• [TASK TO CARRY OUT]: Would it be possible to write out each entry below exactly, without the pictures?

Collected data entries
<<<<

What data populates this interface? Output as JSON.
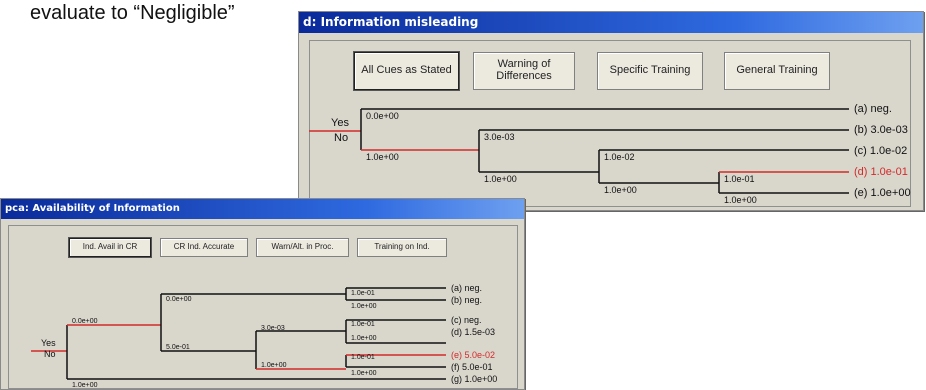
{
  "caption": "evaluate to “Negligible”",
  "colors": {
    "accent_red": "#d22b2b",
    "line": "#111111",
    "title_bg": "#1f4fc8"
  },
  "window_d": {
    "title": "d: Information misleading",
    "buttons": [
      {
        "label": "All Cues as Stated",
        "selected": true
      },
      {
        "label": "Warning of Differences",
        "selected": false
      },
      {
        "label": "Specific Training",
        "selected": false
      },
      {
        "label": "General Training",
        "selected": false
      }
    ],
    "tree": {
      "yes": "Yes",
      "no": "No",
      "values": [
        "0.0e+00",
        "1.0e+00",
        "3.0e-03",
        "1.0e+00",
        "1.0e-02",
        "1.0e+00",
        "1.0e-01",
        "1.0e+00"
      ],
      "outcomes": [
        "(a) neg.",
        "(b) 3.0e-03",
        "(c) 1.0e-02",
        "(d) 1.0e-01",
        "(e) 1.0e+00"
      ]
    }
  },
  "window_pca": {
    "title": "pca: Availability of Information",
    "buttons": [
      {
        "label": "Ind. Avail in CR",
        "selected": true
      },
      {
        "label": "CR Ind. Accurate",
        "selected": false
      },
      {
        "label": "Warn/Alt. in Proc.",
        "selected": false
      },
      {
        "label": "Training on Ind.",
        "selected": false
      }
    ],
    "tree": {
      "yes": "Yes",
      "no": "No",
      "values": [
        "0.0e+00",
        "1.0e+00",
        "0.0e+00",
        "5.0e-01",
        "1.0e-01",
        "1.0e+00",
        "3.0e-03",
        "1.0e+00",
        "1.0e-01",
        "1.0e+00",
        "1.0e-01",
        "1.0e+00"
      ],
      "outcomes": [
        "(a) neg.",
        "(b) neg.",
        "(c) neg.",
        "(d) 1.5e-03",
        "(e) 5.0e-02",
        "(f) 5.0e-01",
        "(g) 1.0e+00"
      ]
    }
  }
}
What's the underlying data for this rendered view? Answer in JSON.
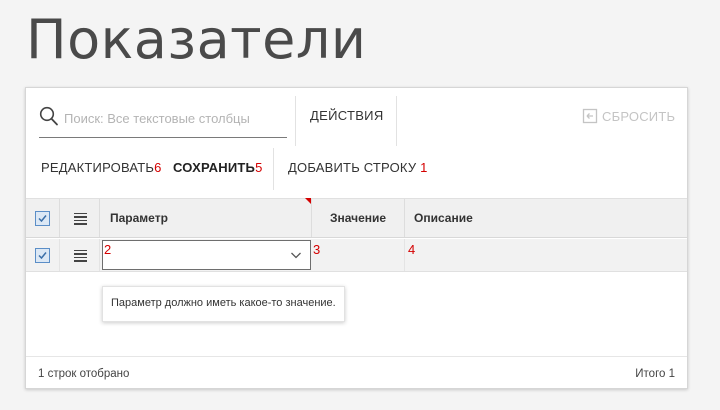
{
  "page": {
    "title": "Показатели"
  },
  "toolbar": {
    "search_placeholder": "Поиск: Все текстовые столбцы",
    "actions_label": "ДЕЙСТВИЯ",
    "reset_label": "СБРОСИТЬ",
    "edit_label": "РЕДАКТИРОВАТЬ",
    "edit_num": "6",
    "save_label": "СОХРАНИТЬ",
    "save_num": "5",
    "add_row_label": "ДОБАВИТЬ СТРОКУ",
    "add_row_num": "1"
  },
  "grid": {
    "columns": [
      "Параметр",
      "Значение",
      "Описание"
    ],
    "row_markers": {
      "param": "2",
      "value": "3",
      "description": "4"
    },
    "row_selected": true,
    "header_selected": true,
    "param_value": ""
  },
  "tooltip": {
    "text": "Параметр должно иметь какое-то значение."
  },
  "footer": {
    "rows_shown": "1 строк отобрано",
    "total": "Итого 1"
  },
  "colors": {
    "accent_red": "#d40000",
    "checkbox_blue": "#5b8ec7"
  }
}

>>>>

• [REPLY]:
What data populates this interface? Output as JSON.
{
  "caption": "evaluate to “Negligible”",
  "colors": {
    "accent_red": "#d22b2b",
    "line": "#111111",
    "title_bg": "#1f4fc8"
  },
  "window_d": {
    "title": "d: Information misleading",
    "buttons": [
      {
        "label": "All Cues as Stated",
        "selected": true
      },
      {
        "label": "Warning of Differences",
        "selected": false
      },
      {
        "label": "Specific Training",
        "selected": false
      },
      {
        "label": "General Training",
        "selected": false
      }
    ],
    "tree": {
      "yes": "Yes",
      "no": "No",
      "values": [
        "0.0e+00",
        "1.0e+00",
        "3.0e-03",
        "1.0e+00",
        "1.0e-02",
        "1.0e+00",
        "1.0e-01",
        "1.0e+00"
      ],
      "outcomes": [
        "(a) neg.",
        "(b) 3.0e-03",
        "(c) 1.0e-02",
        "(d) 1.0e-01",
        "(e) 1.0e+00"
      ]
    }
  },
  "window_pca": {
    "title": "pca: Availability of Information",
    "buttons": [
      {
        "label": "Ind. Avail in CR",
        "selected": true
      },
      {
        "label": "CR Ind. Accurate",
        "selected": false
      },
      {
        "label": "Warn/Alt. in Proc.",
        "selected": false
      },
      {
        "label": "Training on Ind.",
        "selected": false
      }
    ],
    "tree": {
      "yes": "Yes",
      "no": "No",
      "values": [
        "0.0e+00",
        "1.0e+00",
        "0.0e+00",
        "5.0e-01",
        "1.0e-01",
        "1.0e+00",
        "3.0e-03",
        "1.0e+00",
        "1.0e-01",
        "1.0e+00",
        "1.0e-01",
        "1.0e+00"
      ],
      "outcomes": [
        "(a) neg.",
        "(b) neg.",
        "(c) neg.",
        "(d) 1.5e-03",
        "(e) 5.0e-02",
        "(f) 5.0e-01",
        "(g) 1.0e+00"
      ]
    }
  }
}
What's the underlying data for this rendered view? Answer in JSON.
{
  "page": {
    "title": "Показатели"
  },
  "toolbar": {
    "search_placeholder": "Поиск: Все текстовые столбцы",
    "actions_label": "ДЕЙСТВИЯ",
    "reset_label": "СБРОСИТЬ",
    "edit_label": "РЕДАКТИРОВАТЬ",
    "edit_num": "6",
    "save_label": "СОХРАНИТЬ",
    "save_num": "5",
    "add_row_label": "ДОБАВИТЬ СТРОКУ",
    "add_row_num": "1"
  },
  "grid": {
    "columns": [
      "Параметр",
      "Значение",
      "Описание"
    ],
    "row_markers": {
      "param": "2",
      "value": "3",
      "description": "4"
    },
    "row_selected": true,
    "header_selected": true,
    "param_value": ""
  },
  "tooltip": {
    "text": "Параметр должно иметь какое-то значение."
  },
  "footer": {
    "rows_shown": "1 строк отобрано",
    "total": "Итого 1"
  },
  "colors": {
    "accent_red": "#d40000",
    "checkbox_blue": "#5b8ec7"
  }
}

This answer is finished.